Description of the task
Copy all entries without alteration and skip the pictures they hold.

------ Given information ------

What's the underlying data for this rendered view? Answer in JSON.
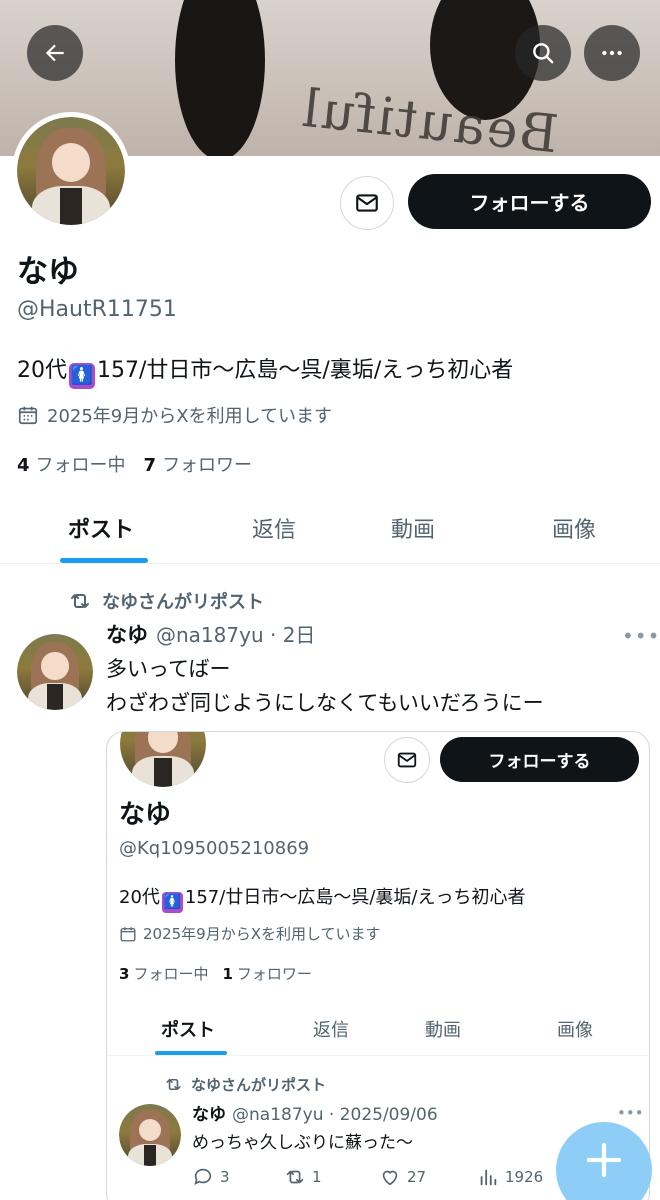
{
  "banner": {
    "print_text": "Beautiful"
  },
  "profile": {
    "name": "なゆ",
    "handle": "@HautR11751",
    "bio_prefix": "20代",
    "bio_emoji": "🚺",
    "bio_suffix": "157/廿日市〜広島〜呉/裏垢/えっち初心者",
    "joined": "2025年9月からXを利用しています",
    "following_count": "4",
    "following_label": "フォロー中",
    "followers_count": "7",
    "followers_label": "フォロワー",
    "follow_label": "フォローする"
  },
  "tabs": [
    {
      "label": "ポスト"
    },
    {
      "label": "返信"
    },
    {
      "label": "動画"
    },
    {
      "label": "画像"
    }
  ],
  "post": {
    "repost_label": "なゆさんがリポスト",
    "author": "なゆ",
    "meta": "@na187yu · 2日",
    "lines": [
      "多いってばー",
      "わざわざ同じようにしなくてもいいだろうにー"
    ],
    "more": "•••"
  },
  "embed": {
    "follow_label": "フォローする",
    "name": "なゆ",
    "handle": "@Kq1095005210869",
    "bio_prefix": "20代",
    "bio_emoji": "🚺",
    "bio_suffix": "157/廿日市〜広島〜呉/裏垢/えっち初心者",
    "joined": "2025年9月からXを利用しています",
    "following_count": "3",
    "following_label": "フォロー中",
    "followers_count": "1",
    "followers_label": "フォロワー",
    "tabs": [
      "ポスト",
      "返信",
      "動画",
      "画像"
    ],
    "repost_label": "なゆさんがリポスト",
    "post_author": "なゆ",
    "post_meta": "@na187yu · 2025/09/06",
    "post_text": "めっちゃ久しぶりに蘇った〜",
    "more": "•••",
    "replies": "3",
    "reposts": "1",
    "likes": "27",
    "views": "1926"
  },
  "colors": {
    "accent": "#1d9bf0",
    "fab": "#8ecdf5",
    "text": "#0f1419",
    "muted": "#536471"
  }
}
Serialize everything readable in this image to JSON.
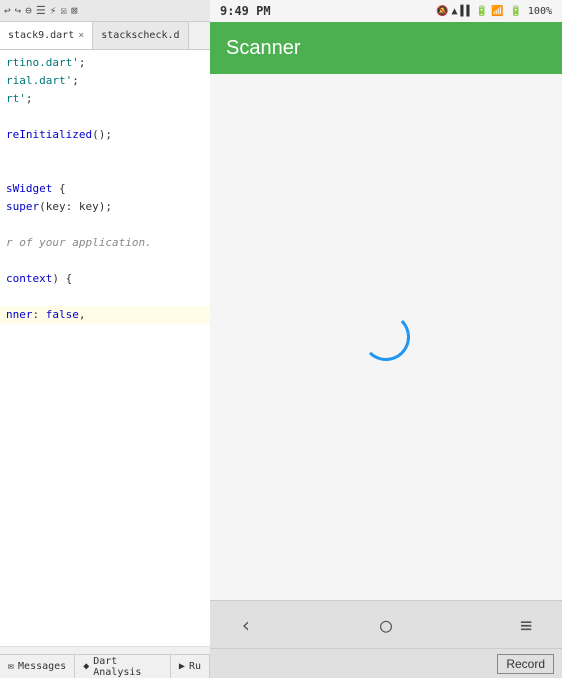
{
  "toolbar": {
    "icons": [
      "↩",
      "↪",
      "⊖",
      "⊕",
      "⚡",
      "□",
      "⊠"
    ]
  },
  "editor": {
    "tabs": [
      {
        "label": "stack9.dart",
        "active": true
      },
      {
        "label": "stackscheck.d",
        "active": false
      }
    ],
    "code_lines": [
      {
        "text": "rtino.dart';",
        "color": "normal",
        "highlighted": false
      },
      {
        "text": "rial.dart';",
        "color": "normal",
        "highlighted": false
      },
      {
        "text": "rt';",
        "color": "normal",
        "highlighted": false
      },
      {
        "text": "",
        "highlighted": false
      },
      {
        "text": "reInitialized();",
        "color": "blue",
        "highlighted": false
      },
      {
        "text": "",
        "highlighted": false
      },
      {
        "text": "",
        "highlighted": false
      },
      {
        "text": "sWidget {",
        "color": "normal",
        "highlighted": false
      },
      {
        "text": "super(key: key);",
        "color": "normal",
        "highlighted": false
      },
      {
        "text": "",
        "highlighted": false
      },
      {
        "text": "r of your application.",
        "color": "gray",
        "highlighted": false
      },
      {
        "text": "",
        "highlighted": false
      },
      {
        "text": "context) {",
        "color": "normal",
        "highlighted": false
      },
      {
        "text": "",
        "highlighted": false
      },
      {
        "text": "nner: false,",
        "color": "normal",
        "highlighted": true
      }
    ]
  },
  "bottom_tabs": [
    {
      "label": "Messages",
      "icon": "✉"
    },
    {
      "label": "Dart Analysis",
      "icon": "◆"
    },
    {
      "label": "Ru",
      "icon": "▶"
    }
  ],
  "phone": {
    "status_bar": {
      "time": "9:49 PM",
      "icons": "📶 🔋 100%"
    },
    "app_title": "Scanner",
    "nav": {
      "back_icon": "‹",
      "home_icon": "○",
      "menu_icon": "≡"
    },
    "record_button": "Record"
  }
}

------

Finished task
What's the underlying data for this rendered view? Answer in JSON.
{
  "banner": {
    "print_text": "Beautiful"
  },
  "profile": {
    "name": "なゆ",
    "handle": "@HautR11751",
    "bio_prefix": "20代",
    "bio_emoji": "🚺",
    "bio_suffix": "157/廿日市〜広島〜呉/裏垢/えっち初心者",
    "joined": "2025年9月からXを利用しています",
    "following_count": "4",
    "following_label": "フォロー中",
    "followers_count": "7",
    "followers_label": "フォロワー",
    "follow_label": "フォローする"
  },
  "tabs": [
    {
      "label": "ポスト"
    },
    {
      "label": "返信"
    },
    {
      "label": "動画"
    },
    {
      "label": "画像"
    }
  ],
  "post": {
    "repost_label": "なゆさんがリポスト",
    "author": "なゆ",
    "meta": "@na187yu · 2日",
    "lines": [
      "多いってばー",
      "わざわざ同じようにしなくてもいいだろうにー"
    ],
    "more": "•••"
  },
  "embed": {
    "follow_label": "フォローする",
    "name": "なゆ",
    "handle": "@Kq1095005210869",
    "bio_prefix": "20代",
    "bio_emoji": "🚺",
    "bio_suffix": "157/廿日市〜広島〜呉/裏垢/えっち初心者",
    "joined": "2025年9月からXを利用しています",
    "following_count": "3",
    "following_label": "フォロー中",
    "followers_count": "1",
    "followers_label": "フォロワー",
    "tabs": [
      "ポスト",
      "返信",
      "動画",
      "画像"
    ],
    "repost_label": "なゆさんがリポスト",
    "post_author": "なゆ",
    "post_meta": "@na187yu · 2025/09/06",
    "post_text": "めっちゃ久しぶりに蘇った〜",
    "more": "•••",
    "replies": "3",
    "reposts": "1",
    "likes": "27",
    "views": "1926"
  },
  "colors": {
    "accent": "#1d9bf0",
    "fab": "#8ecdf5",
    "text": "#0f1419",
    "muted": "#536471"
  }
}
Serialize everything readable in this image to JSON.
{
  "toolbar": {
    "icons": [
      "↩",
      "↪",
      "⊖",
      "⊕",
      "⚡",
      "□",
      "⊠"
    ]
  },
  "editor": {
    "tabs": [
      {
        "label": "stack9.dart",
        "active": true
      },
      {
        "label": "stackscheck.d",
        "active": false
      }
    ],
    "code_lines": [
      {
        "text": "rtino.dart';",
        "color": "normal",
        "highlighted": false
      },
      {
        "text": "rial.dart';",
        "color": "normal",
        "highlighted": false
      },
      {
        "text": "rt';",
        "color": "normal",
        "highlighted": false
      },
      {
        "text": "",
        "highlighted": false
      },
      {
        "text": "reInitialized();",
        "color": "blue",
        "highlighted": false
      },
      {
        "text": "",
        "highlighted": false
      },
      {
        "text": "",
        "highlighted": false
      },
      {
        "text": "sWidget {",
        "color": "normal",
        "highlighted": false
      },
      {
        "text": "super(key: key);",
        "color": "normal",
        "highlighted": false
      },
      {
        "text": "",
        "highlighted": false
      },
      {
        "text": "r of your application.",
        "color": "gray",
        "highlighted": false
      },
      {
        "text": "",
        "highlighted": false
      },
      {
        "text": "context) {",
        "color": "normal",
        "highlighted": false
      },
      {
        "text": "",
        "highlighted": false
      },
      {
        "text": "nner: false,",
        "color": "normal",
        "highlighted": true
      }
    ]
  },
  "bottom_tabs": [
    {
      "label": "Messages",
      "icon": "✉"
    },
    {
      "label": "Dart Analysis",
      "icon": "◆"
    },
    {
      "label": "Ru",
      "icon": "▶"
    }
  ],
  "phone": {
    "status_bar": {
      "time": "9:49 PM",
      "icons": "📶 🔋 100%"
    },
    "app_title": "Scanner",
    "nav": {
      "back_icon": "‹",
      "home_icon": "○",
      "menu_icon": "≡"
    },
    "record_button": "Record"
  }
}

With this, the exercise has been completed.